**PROBLEM STATEMENT:**
Scan the data that follows and count the lines with the string "prawo"; answer with the count alone.
start DATASET RECORDS
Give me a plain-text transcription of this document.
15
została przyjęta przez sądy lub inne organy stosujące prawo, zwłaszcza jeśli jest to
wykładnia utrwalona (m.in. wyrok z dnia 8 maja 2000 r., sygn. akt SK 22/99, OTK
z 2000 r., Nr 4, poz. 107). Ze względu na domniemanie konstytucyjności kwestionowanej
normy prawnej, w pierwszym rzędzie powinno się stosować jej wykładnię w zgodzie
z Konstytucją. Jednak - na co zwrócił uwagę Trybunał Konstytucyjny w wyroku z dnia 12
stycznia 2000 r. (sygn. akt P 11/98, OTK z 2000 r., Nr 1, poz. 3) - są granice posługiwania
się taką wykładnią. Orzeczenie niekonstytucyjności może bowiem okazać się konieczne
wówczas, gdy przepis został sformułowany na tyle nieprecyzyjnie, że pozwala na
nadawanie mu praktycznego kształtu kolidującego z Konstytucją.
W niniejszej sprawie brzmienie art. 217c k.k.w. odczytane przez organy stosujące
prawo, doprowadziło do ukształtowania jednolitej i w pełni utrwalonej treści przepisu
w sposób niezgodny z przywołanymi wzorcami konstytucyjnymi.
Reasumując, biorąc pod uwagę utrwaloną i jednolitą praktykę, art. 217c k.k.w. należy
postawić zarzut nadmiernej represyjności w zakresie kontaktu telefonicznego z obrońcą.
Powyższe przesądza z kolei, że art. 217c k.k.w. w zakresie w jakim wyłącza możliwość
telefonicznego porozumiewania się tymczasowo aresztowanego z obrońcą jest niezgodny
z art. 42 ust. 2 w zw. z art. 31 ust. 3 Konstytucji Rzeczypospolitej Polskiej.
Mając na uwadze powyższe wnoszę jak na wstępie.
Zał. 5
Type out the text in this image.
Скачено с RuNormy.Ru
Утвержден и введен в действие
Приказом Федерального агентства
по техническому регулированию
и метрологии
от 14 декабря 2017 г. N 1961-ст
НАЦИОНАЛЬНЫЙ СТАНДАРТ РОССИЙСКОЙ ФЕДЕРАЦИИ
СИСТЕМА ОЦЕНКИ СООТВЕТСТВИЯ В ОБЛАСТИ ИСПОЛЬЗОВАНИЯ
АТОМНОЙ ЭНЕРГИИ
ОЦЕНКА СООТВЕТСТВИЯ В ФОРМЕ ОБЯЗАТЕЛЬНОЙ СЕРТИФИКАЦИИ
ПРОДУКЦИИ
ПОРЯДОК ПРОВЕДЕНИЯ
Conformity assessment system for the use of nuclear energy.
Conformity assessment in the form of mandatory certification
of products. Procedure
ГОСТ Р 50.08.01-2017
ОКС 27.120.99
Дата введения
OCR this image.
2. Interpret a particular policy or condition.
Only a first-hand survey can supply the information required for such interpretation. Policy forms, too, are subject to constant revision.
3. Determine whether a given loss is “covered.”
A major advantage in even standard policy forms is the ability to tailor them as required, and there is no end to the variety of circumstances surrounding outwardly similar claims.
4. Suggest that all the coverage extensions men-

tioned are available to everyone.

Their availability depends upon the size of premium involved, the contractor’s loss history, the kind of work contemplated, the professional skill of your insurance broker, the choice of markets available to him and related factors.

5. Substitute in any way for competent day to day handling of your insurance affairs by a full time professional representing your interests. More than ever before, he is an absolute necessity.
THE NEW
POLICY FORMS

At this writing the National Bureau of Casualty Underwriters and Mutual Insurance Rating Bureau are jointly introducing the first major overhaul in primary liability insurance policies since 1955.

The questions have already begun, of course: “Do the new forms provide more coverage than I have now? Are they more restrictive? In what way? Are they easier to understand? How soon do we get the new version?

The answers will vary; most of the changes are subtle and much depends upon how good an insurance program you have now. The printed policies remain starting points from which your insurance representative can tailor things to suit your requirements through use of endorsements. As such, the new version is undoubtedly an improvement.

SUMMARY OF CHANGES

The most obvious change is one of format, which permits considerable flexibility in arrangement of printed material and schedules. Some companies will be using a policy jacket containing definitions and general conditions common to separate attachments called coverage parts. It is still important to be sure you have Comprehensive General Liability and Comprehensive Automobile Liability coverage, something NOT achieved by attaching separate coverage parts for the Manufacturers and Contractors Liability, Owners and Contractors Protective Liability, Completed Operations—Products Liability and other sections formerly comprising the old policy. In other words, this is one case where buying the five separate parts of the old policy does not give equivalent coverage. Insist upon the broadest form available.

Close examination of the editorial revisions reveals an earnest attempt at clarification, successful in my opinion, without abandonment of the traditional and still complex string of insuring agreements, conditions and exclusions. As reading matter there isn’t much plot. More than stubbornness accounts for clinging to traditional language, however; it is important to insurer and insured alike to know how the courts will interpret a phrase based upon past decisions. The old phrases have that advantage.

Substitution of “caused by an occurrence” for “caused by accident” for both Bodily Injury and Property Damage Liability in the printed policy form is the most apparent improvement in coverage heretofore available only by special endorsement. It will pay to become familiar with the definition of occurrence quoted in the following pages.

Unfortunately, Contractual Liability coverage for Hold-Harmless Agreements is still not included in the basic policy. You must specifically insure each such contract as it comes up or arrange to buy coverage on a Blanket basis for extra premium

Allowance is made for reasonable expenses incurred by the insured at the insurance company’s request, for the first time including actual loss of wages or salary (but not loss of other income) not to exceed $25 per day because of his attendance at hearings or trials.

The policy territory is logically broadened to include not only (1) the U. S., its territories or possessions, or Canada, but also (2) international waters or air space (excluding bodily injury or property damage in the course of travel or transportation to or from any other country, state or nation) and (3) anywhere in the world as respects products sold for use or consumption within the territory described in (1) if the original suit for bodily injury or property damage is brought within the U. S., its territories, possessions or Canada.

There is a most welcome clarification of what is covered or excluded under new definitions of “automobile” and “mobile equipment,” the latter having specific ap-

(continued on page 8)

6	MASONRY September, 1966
end DATASET RECORDS
**COMPLETE RESPONSE:**
2